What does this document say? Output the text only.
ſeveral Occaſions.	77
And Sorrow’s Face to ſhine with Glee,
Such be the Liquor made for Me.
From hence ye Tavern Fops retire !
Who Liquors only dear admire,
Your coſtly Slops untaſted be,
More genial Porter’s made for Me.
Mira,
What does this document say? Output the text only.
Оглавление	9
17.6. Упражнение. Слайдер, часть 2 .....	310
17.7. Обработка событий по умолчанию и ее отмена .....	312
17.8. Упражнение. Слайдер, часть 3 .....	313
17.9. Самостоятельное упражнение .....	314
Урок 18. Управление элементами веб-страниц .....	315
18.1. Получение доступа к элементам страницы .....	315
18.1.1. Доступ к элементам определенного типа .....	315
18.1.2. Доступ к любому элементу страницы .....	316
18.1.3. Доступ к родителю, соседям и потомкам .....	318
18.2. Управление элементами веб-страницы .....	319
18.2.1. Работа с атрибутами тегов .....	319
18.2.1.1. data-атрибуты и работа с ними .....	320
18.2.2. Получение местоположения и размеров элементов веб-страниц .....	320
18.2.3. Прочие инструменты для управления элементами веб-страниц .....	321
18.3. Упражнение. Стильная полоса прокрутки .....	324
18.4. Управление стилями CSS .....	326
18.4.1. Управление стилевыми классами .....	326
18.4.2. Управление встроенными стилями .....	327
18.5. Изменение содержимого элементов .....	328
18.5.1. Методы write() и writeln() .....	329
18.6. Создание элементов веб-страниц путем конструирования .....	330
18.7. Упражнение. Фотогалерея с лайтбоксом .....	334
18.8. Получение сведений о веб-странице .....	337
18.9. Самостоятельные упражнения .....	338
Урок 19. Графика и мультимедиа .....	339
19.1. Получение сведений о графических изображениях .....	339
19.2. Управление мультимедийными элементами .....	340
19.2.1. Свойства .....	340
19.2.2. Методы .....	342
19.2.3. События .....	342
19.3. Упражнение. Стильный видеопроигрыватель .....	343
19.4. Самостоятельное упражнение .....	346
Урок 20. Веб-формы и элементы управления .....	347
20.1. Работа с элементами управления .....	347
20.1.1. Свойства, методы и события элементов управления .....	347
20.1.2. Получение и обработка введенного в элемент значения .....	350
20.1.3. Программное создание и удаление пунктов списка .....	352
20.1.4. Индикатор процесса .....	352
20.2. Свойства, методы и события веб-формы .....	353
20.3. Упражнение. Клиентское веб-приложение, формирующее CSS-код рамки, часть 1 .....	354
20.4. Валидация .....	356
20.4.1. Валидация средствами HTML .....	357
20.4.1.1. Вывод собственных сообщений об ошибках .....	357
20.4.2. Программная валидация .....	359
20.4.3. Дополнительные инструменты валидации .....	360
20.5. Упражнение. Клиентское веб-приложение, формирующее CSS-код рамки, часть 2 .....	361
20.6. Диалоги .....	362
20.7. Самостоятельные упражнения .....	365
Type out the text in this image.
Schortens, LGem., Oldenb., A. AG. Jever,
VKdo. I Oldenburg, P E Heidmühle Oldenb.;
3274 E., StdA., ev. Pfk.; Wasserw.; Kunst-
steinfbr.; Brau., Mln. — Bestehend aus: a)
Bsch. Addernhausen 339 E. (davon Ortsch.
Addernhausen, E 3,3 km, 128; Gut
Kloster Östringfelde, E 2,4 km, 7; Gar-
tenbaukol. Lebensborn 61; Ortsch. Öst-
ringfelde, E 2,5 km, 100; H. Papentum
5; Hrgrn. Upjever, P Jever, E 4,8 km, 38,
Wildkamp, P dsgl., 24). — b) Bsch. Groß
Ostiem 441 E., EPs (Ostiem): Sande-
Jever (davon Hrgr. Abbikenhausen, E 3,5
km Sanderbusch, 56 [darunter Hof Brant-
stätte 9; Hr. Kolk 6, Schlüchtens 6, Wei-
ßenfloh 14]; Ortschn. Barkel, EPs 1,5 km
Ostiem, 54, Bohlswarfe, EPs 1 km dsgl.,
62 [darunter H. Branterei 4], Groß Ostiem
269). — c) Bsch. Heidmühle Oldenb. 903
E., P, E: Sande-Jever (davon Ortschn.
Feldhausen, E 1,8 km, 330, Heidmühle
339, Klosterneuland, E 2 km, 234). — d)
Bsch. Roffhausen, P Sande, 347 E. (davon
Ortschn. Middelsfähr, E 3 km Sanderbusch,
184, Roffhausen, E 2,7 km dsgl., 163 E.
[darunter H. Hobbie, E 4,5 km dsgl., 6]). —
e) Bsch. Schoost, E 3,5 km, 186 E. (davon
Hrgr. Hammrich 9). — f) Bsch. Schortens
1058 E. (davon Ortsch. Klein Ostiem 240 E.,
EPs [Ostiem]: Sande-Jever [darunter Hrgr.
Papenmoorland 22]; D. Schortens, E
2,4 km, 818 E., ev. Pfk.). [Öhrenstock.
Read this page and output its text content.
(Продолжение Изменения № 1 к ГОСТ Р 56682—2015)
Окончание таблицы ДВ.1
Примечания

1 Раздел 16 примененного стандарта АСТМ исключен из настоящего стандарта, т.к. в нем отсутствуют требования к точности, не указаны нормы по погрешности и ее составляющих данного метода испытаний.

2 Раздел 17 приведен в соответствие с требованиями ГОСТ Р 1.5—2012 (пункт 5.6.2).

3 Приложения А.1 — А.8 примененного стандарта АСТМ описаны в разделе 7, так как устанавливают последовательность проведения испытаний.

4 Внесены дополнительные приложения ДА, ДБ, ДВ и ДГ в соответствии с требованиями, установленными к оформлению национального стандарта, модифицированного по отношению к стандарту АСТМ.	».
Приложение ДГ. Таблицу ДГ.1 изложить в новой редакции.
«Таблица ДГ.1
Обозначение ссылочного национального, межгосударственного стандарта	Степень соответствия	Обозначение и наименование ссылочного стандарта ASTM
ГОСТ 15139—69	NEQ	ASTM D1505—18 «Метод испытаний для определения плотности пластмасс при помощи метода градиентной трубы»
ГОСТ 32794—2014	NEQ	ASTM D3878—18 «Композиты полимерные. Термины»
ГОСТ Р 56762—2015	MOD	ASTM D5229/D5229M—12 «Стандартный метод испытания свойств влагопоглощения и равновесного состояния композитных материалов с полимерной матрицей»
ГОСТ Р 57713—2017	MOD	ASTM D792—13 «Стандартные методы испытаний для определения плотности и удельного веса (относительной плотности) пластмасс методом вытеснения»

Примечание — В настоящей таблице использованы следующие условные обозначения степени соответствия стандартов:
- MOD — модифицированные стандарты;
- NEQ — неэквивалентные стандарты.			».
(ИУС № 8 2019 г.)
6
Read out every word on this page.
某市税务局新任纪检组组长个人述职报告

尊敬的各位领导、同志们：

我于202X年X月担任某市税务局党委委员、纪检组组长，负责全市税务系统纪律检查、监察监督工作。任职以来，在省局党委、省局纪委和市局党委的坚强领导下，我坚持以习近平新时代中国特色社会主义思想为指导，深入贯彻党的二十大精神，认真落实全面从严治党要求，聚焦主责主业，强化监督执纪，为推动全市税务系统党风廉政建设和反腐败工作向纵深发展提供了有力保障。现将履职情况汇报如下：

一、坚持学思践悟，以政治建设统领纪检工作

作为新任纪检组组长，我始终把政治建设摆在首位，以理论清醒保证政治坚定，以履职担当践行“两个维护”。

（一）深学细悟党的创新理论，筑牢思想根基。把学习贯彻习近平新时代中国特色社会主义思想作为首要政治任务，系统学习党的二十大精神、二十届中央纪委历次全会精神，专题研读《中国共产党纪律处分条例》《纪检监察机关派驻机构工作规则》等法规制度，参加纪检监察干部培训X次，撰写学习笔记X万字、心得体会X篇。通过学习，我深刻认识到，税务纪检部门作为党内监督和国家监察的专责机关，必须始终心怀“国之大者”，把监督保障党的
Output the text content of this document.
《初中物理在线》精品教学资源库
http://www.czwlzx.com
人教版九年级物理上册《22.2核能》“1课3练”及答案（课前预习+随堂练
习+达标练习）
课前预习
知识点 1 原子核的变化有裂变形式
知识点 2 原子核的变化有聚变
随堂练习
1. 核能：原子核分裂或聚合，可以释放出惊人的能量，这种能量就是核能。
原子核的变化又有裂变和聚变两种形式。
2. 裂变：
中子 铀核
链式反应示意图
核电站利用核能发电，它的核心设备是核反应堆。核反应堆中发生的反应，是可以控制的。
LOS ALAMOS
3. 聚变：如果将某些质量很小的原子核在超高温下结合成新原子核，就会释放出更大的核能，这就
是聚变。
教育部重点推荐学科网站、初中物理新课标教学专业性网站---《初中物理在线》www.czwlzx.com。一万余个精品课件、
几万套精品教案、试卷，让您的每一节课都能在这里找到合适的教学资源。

To do:
Extract all lines containing the word "формы".

Solution to the problem:
Урок 20. Веб-формы и элементы управления .....	347
20.2. Свойства, методы и события веб-формы .....	353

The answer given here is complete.